Gather each line of the records where "Series" appears.
---*---
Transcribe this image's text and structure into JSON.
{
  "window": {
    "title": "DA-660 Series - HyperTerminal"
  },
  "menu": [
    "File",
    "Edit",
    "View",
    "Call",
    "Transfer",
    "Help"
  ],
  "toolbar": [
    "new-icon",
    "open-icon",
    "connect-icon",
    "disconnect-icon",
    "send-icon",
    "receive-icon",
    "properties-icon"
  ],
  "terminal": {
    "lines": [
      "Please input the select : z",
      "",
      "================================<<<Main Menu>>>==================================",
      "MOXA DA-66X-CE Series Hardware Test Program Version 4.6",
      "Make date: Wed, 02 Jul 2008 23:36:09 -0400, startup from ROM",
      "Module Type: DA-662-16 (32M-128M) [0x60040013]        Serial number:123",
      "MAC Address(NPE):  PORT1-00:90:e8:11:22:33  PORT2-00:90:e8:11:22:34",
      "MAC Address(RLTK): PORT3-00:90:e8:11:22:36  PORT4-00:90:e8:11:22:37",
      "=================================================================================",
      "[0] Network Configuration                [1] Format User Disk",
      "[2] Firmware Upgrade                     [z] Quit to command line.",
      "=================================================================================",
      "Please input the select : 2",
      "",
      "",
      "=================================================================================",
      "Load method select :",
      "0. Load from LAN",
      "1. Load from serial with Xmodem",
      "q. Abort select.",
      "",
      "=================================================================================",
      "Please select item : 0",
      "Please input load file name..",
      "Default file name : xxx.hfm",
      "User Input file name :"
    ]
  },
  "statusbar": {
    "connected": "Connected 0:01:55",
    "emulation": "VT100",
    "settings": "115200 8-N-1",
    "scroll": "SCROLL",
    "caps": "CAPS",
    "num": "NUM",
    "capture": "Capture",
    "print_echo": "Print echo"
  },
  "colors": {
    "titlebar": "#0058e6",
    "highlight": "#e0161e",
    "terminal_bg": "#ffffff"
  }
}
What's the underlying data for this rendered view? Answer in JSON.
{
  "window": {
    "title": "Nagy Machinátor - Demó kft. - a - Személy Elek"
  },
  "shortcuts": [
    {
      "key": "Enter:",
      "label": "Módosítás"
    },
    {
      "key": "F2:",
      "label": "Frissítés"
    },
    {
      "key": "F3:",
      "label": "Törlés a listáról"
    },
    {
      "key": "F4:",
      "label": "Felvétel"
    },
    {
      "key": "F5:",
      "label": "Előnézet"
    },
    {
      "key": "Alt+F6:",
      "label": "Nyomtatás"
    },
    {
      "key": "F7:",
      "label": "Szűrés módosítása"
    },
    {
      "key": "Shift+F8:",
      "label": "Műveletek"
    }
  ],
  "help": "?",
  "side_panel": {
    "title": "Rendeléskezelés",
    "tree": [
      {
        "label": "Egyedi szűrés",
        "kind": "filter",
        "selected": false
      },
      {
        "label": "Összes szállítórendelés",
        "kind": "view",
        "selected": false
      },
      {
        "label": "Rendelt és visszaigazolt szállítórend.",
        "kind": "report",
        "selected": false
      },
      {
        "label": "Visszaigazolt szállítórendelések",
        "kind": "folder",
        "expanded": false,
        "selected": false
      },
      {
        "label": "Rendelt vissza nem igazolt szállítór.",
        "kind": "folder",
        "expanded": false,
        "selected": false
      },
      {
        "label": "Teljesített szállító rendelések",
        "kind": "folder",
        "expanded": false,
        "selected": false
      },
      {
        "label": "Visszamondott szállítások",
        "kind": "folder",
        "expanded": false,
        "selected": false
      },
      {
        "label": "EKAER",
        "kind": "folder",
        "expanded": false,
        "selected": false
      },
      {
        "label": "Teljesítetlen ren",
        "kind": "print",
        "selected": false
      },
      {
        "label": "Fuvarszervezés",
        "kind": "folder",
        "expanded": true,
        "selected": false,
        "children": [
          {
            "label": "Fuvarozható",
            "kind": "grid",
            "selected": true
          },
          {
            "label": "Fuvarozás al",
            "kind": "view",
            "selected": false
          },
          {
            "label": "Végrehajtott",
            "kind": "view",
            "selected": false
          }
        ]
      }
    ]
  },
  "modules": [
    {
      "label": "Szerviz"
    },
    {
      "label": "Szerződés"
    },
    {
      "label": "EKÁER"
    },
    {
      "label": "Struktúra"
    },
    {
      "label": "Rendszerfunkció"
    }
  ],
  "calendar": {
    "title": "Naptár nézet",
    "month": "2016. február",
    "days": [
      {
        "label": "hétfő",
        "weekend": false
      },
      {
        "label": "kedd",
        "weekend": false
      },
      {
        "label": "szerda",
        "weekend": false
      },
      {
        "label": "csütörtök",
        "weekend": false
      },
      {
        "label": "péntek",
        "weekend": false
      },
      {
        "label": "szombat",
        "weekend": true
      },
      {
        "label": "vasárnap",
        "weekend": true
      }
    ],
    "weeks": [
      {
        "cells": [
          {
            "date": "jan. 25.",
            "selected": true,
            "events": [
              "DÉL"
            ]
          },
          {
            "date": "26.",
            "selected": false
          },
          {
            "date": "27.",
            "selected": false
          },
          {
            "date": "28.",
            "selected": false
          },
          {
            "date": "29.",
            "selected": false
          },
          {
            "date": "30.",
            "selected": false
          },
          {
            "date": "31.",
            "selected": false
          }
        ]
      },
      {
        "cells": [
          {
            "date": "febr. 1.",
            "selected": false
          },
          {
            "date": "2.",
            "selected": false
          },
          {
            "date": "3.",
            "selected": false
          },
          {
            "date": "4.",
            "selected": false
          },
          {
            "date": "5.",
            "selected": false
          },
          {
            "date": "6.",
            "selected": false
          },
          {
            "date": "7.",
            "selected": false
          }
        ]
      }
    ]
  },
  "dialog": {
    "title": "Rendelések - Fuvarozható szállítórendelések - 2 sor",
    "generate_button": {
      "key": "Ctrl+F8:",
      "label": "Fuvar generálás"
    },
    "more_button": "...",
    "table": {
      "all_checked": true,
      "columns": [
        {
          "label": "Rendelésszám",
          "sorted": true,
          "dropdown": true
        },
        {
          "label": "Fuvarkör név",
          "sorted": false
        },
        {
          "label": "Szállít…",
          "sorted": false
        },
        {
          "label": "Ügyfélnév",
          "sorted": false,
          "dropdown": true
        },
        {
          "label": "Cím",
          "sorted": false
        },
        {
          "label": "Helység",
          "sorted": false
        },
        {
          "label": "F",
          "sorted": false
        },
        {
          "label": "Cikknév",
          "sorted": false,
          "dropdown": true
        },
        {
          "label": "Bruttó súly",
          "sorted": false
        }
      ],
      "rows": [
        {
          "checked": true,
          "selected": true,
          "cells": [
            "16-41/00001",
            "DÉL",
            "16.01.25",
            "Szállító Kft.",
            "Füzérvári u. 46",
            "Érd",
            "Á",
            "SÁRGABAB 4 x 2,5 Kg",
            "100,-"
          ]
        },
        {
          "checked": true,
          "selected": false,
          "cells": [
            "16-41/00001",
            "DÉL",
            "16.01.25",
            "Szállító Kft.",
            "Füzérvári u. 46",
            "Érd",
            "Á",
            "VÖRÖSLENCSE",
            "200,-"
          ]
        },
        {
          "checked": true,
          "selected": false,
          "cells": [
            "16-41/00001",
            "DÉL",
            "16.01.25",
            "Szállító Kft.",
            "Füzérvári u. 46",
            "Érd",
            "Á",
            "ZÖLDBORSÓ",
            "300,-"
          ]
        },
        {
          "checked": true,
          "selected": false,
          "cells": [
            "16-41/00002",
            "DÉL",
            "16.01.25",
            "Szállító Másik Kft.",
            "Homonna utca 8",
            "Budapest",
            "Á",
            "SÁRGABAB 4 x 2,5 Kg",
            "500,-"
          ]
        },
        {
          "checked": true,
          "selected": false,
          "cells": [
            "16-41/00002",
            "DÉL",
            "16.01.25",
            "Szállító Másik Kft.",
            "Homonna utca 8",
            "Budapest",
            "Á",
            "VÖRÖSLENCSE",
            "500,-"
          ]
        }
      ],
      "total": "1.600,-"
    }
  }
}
---*---
— PROBLEM SOLUTION —
    "title": "DA-660 Series - HyperTerminal"
      "MOXA DA-66X-CE Series Hardware Test Program Version 4.6",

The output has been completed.